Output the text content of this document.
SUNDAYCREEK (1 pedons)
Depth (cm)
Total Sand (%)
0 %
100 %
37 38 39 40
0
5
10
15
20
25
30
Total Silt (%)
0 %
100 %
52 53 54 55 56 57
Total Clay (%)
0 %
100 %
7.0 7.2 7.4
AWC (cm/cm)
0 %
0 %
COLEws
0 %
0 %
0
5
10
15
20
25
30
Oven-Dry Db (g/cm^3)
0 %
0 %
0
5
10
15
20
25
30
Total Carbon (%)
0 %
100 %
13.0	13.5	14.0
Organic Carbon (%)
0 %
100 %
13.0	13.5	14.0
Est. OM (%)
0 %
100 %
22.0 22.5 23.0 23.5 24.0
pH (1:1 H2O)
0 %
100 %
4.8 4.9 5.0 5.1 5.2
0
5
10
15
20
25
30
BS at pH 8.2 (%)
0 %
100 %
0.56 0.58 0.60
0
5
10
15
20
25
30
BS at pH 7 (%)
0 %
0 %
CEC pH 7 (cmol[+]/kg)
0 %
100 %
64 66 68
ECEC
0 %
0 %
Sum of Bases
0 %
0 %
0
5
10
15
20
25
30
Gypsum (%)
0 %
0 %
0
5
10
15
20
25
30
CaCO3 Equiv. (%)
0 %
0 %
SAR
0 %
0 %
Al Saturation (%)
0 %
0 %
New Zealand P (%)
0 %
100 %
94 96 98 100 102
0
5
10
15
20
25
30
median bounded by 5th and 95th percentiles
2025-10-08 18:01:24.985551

Problem to solve
Determine the number of lines containing "Total". Write only that number.

Exercise solution
4